■ Entries with figure data:
----
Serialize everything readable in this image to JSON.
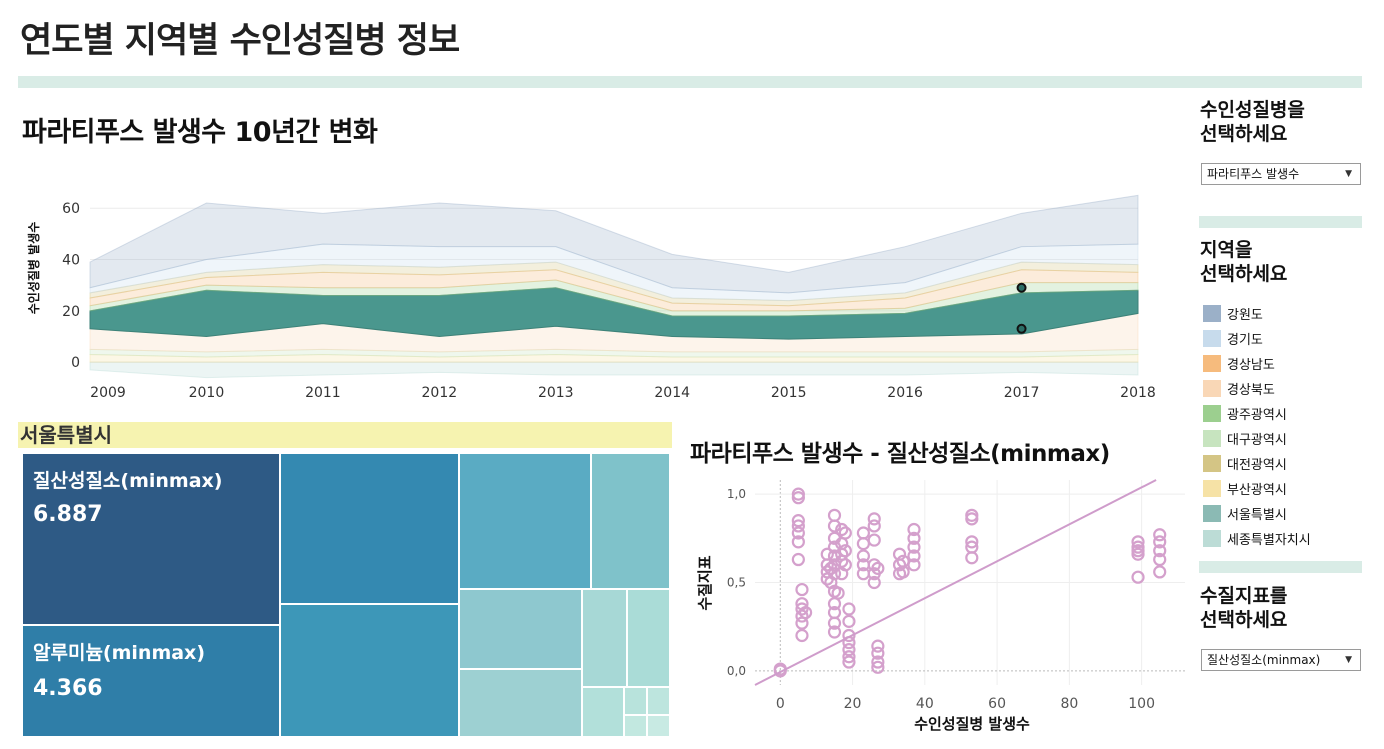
{
  "dashboard": {
    "title": "연도별 지역별 수인성질병 정보"
  },
  "area_chart": {
    "title": "파라티푸스 발생수 10년간 변화",
    "ylabel": "수인성질병 발생수"
  },
  "region_filter": {
    "label": "서울특별시"
  },
  "treemap": {
    "cells": [
      {
        "label": "질산성질소(minmax)",
        "value": "6.887"
      },
      {
        "label": "알루미늄(minmax)",
        "value": "4.366"
      }
    ]
  },
  "scatter": {
    "title": "파라티푸스 발생수 - 질산성질소(minmax)",
    "xlabel": "수인성질병 발생수",
    "ylabel": "수질지표"
  },
  "sidebar": {
    "disease_heading": "수인성질병을\n선택하세요",
    "disease_selected": "파라티푸스 발생수",
    "region_heading": "지역을\n선택하세요",
    "regions": [
      {
        "name": "강원도",
        "color": "#9bb0c8"
      },
      {
        "name": "경기도",
        "color": "#c7dbec"
      },
      {
        "name": "경상남도",
        "color": "#f6bb7d"
      },
      {
        "name": "경상북도",
        "color": "#f9d7b6"
      },
      {
        "name": "광주광역시",
        "color": "#9ccf8f"
      },
      {
        "name": "대구광역시",
        "color": "#c7e4bf"
      },
      {
        "name": "대전광역시",
        "color": "#d4c585"
      },
      {
        "name": "부산광역시",
        "color": "#f6e2a6"
      },
      {
        "name": "서울특별시",
        "color": "#8bbab4"
      },
      {
        "name": "세종특별자치시",
        "color": "#bcdcd6"
      }
    ],
    "indicator_heading": "수질지표를\n선택하세요",
    "indicator_selected": "질산성질소(minmax)"
  },
  "chart_data": [
    {
      "type": "area",
      "title": "파라티푸스 발생수 10년간 변화",
      "xlabel": "",
      "ylabel": "수인성질병 발생수",
      "x": [
        2009,
        2010,
        2011,
        2012,
        2013,
        2014,
        2015,
        2016,
        2017,
        2018
      ],
      "x_ticks": [
        "2009",
        "2010",
        "2011",
        "2012",
        "2013",
        "2014",
        "2015",
        "2016",
        "2017",
        "2018"
      ],
      "y_ticks": [
        "0",
        "20",
        "40",
        "60"
      ],
      "ylim": [
        -5,
        78
      ],
      "stacked": true,
      "grid": true,
      "highlight_series": "서울특별시",
      "series": [
        {
          "name": "세종특별자치시",
          "color": "#bcdcd6",
          "values": [
            -3,
            -6,
            -5,
            -4,
            -5,
            -5,
            -5,
            -5,
            -4,
            -5
          ]
        },
        {
          "name": "부산광역시",
          "color": "#f6e2a6",
          "values": [
            3,
            2,
            3,
            2,
            3,
            2,
            2,
            2,
            2,
            3
          ]
        },
        {
          "name": "대구광역시",
          "color": "#c7e4bf",
          "values": [
            2,
            2,
            2,
            2,
            2,
            2,
            2,
            2,
            2,
            2
          ]
        },
        {
          "name": "경상북도",
          "color": "#f9d7b6",
          "values": [
            8,
            6,
            10,
            6,
            9,
            6,
            5,
            6,
            7,
            14
          ]
        },
        {
          "name": "서울특별시",
          "color": "#4a978e",
          "values": [
            7,
            18,
            11,
            16,
            15,
            8,
            9,
            9,
            16,
            9
          ]
        },
        {
          "name": "광주광역시",
          "color": "#9ccf8f",
          "values": [
            2,
            2,
            3,
            3,
            3,
            2,
            2,
            2,
            4,
            3
          ]
        },
        {
          "name": "경상남도",
          "color": "#f6bb7d",
          "values": [
            3,
            3,
            6,
            5,
            4,
            3,
            2,
            4,
            5,
            4
          ]
        },
        {
          "name": "대전광역시",
          "color": "#d4c585",
          "values": [
            2,
            2,
            3,
            3,
            3,
            2,
            2,
            2,
            3,
            3
          ]
        },
        {
          "name": "경기도",
          "color": "#c7dbec",
          "values": [
            2,
            5,
            8,
            8,
            6,
            4,
            3,
            4,
            6,
            8
          ]
        },
        {
          "name": "강원도",
          "color": "#9bb0c8",
          "values": [
            10,
            22,
            12,
            17,
            14,
            13,
            8,
            14,
            13,
            19
          ]
        }
      ],
      "highlight_points": [
        {
          "x": 2017,
          "y": 29
        },
        {
          "x": 2017,
          "y": 13
        }
      ]
    },
    {
      "type": "treemap",
      "title": "서울특별시",
      "items": [
        {
          "name": "질산성질소(minmax)",
          "value": 6.887
        },
        {
          "name": "알루미늄(minmax)",
          "value": 4.366
        }
      ]
    },
    {
      "type": "scatter",
      "title": "파라티푸스 발생수 - 질산성질소(minmax)",
      "xlabel": "수인성질병 발생수",
      "ylabel": "수질지표",
      "xlim": [
        -7,
        112
      ],
      "ylim": [
        -0.08,
        1.08
      ],
      "x_ticks": [
        "0",
        "20",
        "40",
        "60",
        "80",
        "100"
      ],
      "y_ticks": [
        "0,0",
        "0,5",
        "1,0"
      ],
      "color": "#d4a0cc",
      "trendline": {
        "x": [
          -7,
          104
        ],
        "y": [
          -0.08,
          1.08
        ]
      },
      "points": [
        [
          0,
          0.0
        ],
        [
          0,
          0.01
        ],
        [
          5,
          1.0
        ],
        [
          5,
          0.98
        ],
        [
          5,
          0.85
        ],
        [
          5,
          0.82
        ],
        [
          5,
          0.78
        ],
        [
          5,
          0.73
        ],
        [
          5,
          0.63
        ],
        [
          6,
          0.46
        ],
        [
          6,
          0.38
        ],
        [
          6,
          0.35
        ],
        [
          6,
          0.31
        ],
        [
          6,
          0.27
        ],
        [
          6,
          0.2
        ],
        [
          7,
          0.33
        ],
        [
          13,
          0.66
        ],
        [
          13,
          0.6
        ],
        [
          13,
          0.56
        ],
        [
          13,
          0.52
        ],
        [
          14,
          0.58
        ],
        [
          14,
          0.5
        ],
        [
          15,
          0.88
        ],
        [
          15,
          0.82
        ],
        [
          15,
          0.75
        ],
        [
          15,
          0.7
        ],
        [
          15,
          0.65
        ],
        [
          15,
          0.6
        ],
        [
          15,
          0.55
        ],
        [
          15,
          0.45
        ],
        [
          15,
          0.38
        ],
        [
          15,
          0.33
        ],
        [
          15,
          0.27
        ],
        [
          15,
          0.22
        ],
        [
          16,
          0.44
        ],
        [
          17,
          0.8
        ],
        [
          17,
          0.72
        ],
        [
          17,
          0.66
        ],
        [
          17,
          0.62
        ],
        [
          17,
          0.55
        ],
        [
          18,
          0.78
        ],
        [
          18,
          0.68
        ],
        [
          18,
          0.6
        ],
        [
          19,
          0.35
        ],
        [
          19,
          0.28
        ],
        [
          19,
          0.2
        ],
        [
          19,
          0.16
        ],
        [
          19,
          0.12
        ],
        [
          19,
          0.08
        ],
        [
          19,
          0.05
        ],
        [
          23,
          0.78
        ],
        [
          23,
          0.72
        ],
        [
          23,
          0.65
        ],
        [
          23,
          0.6
        ],
        [
          23,
          0.55
        ],
        [
          26,
          0.86
        ],
        [
          26,
          0.82
        ],
        [
          26,
          0.74
        ],
        [
          26,
          0.6
        ],
        [
          26,
          0.55
        ],
        [
          26,
          0.5
        ],
        [
          27,
          0.58
        ],
        [
          27,
          0.14
        ],
        [
          27,
          0.1
        ],
        [
          27,
          0.05
        ],
        [
          27,
          0.02
        ],
        [
          33,
          0.66
        ],
        [
          33,
          0.6
        ],
        [
          33,
          0.55
        ],
        [
          34,
          0.62
        ],
        [
          34,
          0.56
        ],
        [
          37,
          0.8
        ],
        [
          37,
          0.75
        ],
        [
          37,
          0.7
        ],
        [
          37,
          0.65
        ],
        [
          37,
          0.6
        ],
        [
          53,
          0.88
        ],
        [
          53,
          0.86
        ],
        [
          53,
          0.73
        ],
        [
          53,
          0.7
        ],
        [
          53,
          0.64
        ],
        [
          99,
          0.73
        ],
        [
          99,
          0.7
        ],
        [
          99,
          0.68
        ],
        [
          99,
          0.66
        ],
        [
          99,
          0.53
        ],
        [
          105,
          0.77
        ],
        [
          105,
          0.73
        ],
        [
          105,
          0.68
        ],
        [
          105,
          0.63
        ],
        [
          105,
          0.56
        ]
      ]
    }
  ]
}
----
Return each line that includes "minmax".

        "label": "질산성질소(minmax)",
        "label": "알루미늄(minmax)",
    "title": "파라티푸스 발생수 - 질산성질소(minmax)",
    "indicator_selected": "질산성질소(minmax)"
          "name": "질산성질소(minmax)",
          "name": "알루미늄(minmax)",
      "title": "파라티푸스 발생수 - 질산성질소(minmax)",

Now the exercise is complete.